* Material provided *
— Start —

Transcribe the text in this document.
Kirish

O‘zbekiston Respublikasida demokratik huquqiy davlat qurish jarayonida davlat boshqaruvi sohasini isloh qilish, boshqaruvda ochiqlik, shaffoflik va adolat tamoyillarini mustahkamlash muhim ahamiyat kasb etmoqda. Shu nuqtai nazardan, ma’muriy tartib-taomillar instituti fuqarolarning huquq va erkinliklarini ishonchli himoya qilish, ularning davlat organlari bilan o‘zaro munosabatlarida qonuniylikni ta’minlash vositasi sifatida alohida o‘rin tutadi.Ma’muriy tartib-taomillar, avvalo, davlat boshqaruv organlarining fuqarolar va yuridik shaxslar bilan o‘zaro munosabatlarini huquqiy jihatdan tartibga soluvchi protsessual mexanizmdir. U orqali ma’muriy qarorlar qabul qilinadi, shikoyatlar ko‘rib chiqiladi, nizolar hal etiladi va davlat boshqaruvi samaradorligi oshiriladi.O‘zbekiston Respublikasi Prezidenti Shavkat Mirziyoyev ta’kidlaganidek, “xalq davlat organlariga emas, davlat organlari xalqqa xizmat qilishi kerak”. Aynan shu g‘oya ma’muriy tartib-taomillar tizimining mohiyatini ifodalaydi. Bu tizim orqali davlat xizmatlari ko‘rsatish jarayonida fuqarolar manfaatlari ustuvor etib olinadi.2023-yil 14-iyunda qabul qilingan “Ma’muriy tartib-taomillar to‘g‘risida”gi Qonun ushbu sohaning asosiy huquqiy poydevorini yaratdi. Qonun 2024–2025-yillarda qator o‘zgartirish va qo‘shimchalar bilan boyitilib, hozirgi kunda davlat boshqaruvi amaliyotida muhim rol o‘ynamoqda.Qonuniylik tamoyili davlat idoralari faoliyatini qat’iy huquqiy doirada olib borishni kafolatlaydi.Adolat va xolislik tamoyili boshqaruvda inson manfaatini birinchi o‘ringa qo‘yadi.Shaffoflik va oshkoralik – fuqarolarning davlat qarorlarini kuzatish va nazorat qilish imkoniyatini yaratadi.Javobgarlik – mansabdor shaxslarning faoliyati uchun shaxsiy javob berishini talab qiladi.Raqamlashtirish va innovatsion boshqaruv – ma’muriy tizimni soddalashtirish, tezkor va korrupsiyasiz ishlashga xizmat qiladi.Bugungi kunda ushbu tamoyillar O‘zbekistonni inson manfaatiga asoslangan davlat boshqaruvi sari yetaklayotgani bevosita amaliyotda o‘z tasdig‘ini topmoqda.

— End —
— Start —

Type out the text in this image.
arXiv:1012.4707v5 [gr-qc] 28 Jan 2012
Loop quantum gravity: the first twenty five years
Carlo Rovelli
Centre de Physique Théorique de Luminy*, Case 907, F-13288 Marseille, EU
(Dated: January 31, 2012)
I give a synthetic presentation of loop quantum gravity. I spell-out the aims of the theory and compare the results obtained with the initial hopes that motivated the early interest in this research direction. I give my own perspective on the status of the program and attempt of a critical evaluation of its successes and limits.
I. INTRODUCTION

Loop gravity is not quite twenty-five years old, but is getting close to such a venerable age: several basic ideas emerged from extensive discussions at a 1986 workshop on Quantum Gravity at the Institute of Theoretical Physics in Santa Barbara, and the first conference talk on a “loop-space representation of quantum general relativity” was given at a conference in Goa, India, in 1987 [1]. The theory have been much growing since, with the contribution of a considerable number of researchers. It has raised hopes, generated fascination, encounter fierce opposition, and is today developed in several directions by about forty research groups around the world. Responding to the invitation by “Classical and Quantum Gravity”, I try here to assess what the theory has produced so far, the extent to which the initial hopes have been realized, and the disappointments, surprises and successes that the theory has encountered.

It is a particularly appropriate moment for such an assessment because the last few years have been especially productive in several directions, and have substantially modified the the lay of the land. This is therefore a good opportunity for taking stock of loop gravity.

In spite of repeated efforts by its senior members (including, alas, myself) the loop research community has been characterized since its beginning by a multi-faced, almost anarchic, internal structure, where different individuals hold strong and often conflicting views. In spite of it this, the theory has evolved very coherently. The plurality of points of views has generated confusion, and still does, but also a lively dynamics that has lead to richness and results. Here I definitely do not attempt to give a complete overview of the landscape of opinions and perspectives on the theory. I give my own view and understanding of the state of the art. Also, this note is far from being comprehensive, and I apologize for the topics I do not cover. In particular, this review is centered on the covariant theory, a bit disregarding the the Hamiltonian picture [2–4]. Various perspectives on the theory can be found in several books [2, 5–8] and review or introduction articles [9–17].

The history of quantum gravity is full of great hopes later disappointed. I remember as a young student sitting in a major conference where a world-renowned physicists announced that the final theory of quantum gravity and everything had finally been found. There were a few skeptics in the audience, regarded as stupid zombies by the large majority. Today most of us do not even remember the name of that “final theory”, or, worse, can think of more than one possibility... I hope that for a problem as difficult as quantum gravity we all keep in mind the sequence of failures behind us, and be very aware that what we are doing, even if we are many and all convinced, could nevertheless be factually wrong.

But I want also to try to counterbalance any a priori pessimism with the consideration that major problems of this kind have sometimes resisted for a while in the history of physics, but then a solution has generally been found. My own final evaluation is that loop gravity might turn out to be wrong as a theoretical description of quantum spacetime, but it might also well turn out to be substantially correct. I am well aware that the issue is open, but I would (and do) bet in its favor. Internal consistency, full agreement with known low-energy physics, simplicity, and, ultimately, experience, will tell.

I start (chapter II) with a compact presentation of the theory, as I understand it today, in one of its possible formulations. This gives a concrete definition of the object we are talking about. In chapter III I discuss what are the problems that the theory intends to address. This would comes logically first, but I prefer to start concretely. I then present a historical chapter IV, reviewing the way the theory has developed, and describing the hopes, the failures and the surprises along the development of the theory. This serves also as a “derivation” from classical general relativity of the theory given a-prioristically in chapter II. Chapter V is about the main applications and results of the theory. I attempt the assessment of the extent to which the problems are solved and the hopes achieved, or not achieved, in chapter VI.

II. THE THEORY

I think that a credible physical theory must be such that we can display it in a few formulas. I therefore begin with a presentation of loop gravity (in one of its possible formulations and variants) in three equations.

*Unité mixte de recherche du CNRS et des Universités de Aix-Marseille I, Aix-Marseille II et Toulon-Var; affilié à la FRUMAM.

— End —

* Exercise task *
Sift through the entries and copy every line with "therefore".

* Solution to this exercise *
It is a particularly appropriate moment for such an assessment because the last few years have been especially productive in several directions, and have substantially modified the the lay of the land. This is therefore a good opportunity for taking stock of loop gravity.
I think that a credible physical theory must be such that we can display it in a few formulas. I therefore begin with a presentation of loop gravity (in one of its possible formulations and variants) in three equations.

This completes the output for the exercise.